> [Records]

============

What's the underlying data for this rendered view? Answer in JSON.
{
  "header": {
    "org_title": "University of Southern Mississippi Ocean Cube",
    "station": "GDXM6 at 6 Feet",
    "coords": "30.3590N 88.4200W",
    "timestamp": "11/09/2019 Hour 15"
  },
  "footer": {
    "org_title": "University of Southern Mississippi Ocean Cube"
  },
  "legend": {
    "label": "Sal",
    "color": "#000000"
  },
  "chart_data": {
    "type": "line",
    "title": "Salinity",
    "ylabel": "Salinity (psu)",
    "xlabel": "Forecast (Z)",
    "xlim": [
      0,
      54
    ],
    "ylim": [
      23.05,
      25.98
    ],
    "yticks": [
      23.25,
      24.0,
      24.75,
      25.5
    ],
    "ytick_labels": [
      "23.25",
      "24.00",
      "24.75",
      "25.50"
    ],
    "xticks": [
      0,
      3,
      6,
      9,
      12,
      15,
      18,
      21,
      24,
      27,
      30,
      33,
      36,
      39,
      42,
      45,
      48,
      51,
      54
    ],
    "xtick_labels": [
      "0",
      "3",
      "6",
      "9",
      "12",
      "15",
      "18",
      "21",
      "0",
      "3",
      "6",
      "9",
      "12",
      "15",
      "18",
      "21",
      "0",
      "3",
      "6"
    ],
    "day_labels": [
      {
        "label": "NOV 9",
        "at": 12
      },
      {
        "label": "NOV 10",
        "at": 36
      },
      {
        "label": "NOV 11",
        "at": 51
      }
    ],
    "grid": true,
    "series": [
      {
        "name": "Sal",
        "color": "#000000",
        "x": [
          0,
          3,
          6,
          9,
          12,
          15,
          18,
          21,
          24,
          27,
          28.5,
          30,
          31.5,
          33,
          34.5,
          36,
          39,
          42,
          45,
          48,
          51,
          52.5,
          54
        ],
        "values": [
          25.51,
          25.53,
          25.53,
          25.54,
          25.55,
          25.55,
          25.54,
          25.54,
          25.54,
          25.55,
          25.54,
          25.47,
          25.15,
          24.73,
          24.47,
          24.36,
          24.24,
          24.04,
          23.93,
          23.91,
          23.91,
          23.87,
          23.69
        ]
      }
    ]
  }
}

============

> [Task prompt] Exactly as written above, please repeat the entries.

> [Response]
What's the underlying data for this rendered view? Answer in JSON.
{
  "header": {
    "org_title": "University of Southern Mississippi Ocean Cube",
    "station": "GDXM6 at 6 Feet",
    "coords": "30.3590N 88.4200W",
    "timestamp": "11/09/2019 Hour 15"
  },
  "footer": {
    "org_title": "University of Southern Mississippi Ocean Cube"
  },
  "legend": {
    "label": "Sal",
    "color": "#000000"
  },
  "chart_data": {
    "type": "line",
    "title": "Salinity",
    "ylabel": "Salinity (psu)",
    "xlabel": "Forecast (Z)",
    "xlim": [
      0,
      54
    ],
    "ylim": [
      23.05,
      25.98
    ],
    "yticks": [
      23.25,
      24.0,
      24.75,
      25.5
    ],
    "ytick_labels": [
      "23.25",
      "24.00",
      "24.75",
      "25.50"
    ],
    "xticks": [
      0,
      3,
      6,
      9,
      12,
      15,
      18,
      21,
      24,
      27,
      30,
      33,
      36,
      39,
      42,
      45,
      48,
      51,
      54
    ],
    "xtick_labels": [
      "0",
      "3",
      "6",
      "9",
      "12",
      "15",
      "18",
      "21",
      "0",
      "3",
      "6",
      "9",
      "12",
      "15",
      "18",
      "21",
      "0",
      "3",
      "6"
    ],
    "day_labels": [
      {
        "label": "NOV 9",
        "at": 12
      },
      {
        "label": "NOV 10",
        "at": 36
      },
      {
        "label": "NOV 11",
        "at": 51
      }
    ],
    "grid": true,
    "series": [
      {
        "name": "Sal",
        "color": "#000000",
        "x": [
          0,
          3,
          6,
          9,
          12,
          15,
          18,
          21,
          24,
          27,
          28.5,
          30,
          31.5,
          33,
          34.5,
          36,
          39,
          42,
          45,
          48,
          51,
          52.5,
          54
        ],
        "values": [
          25.51,
          25.53,
          25.53,
          25.54,
          25.55,
          25.55,
          25.54,
          25.54,
          25.54,
          25.55,
          25.54,
          25.47,
          25.15,
          24.73,
          24.47,
          24.36,
          24.24,
          24.04,
          23.93,
          23.91,
          23.91,
          23.87,
          23.69
        ]
      }
    ]
  }
}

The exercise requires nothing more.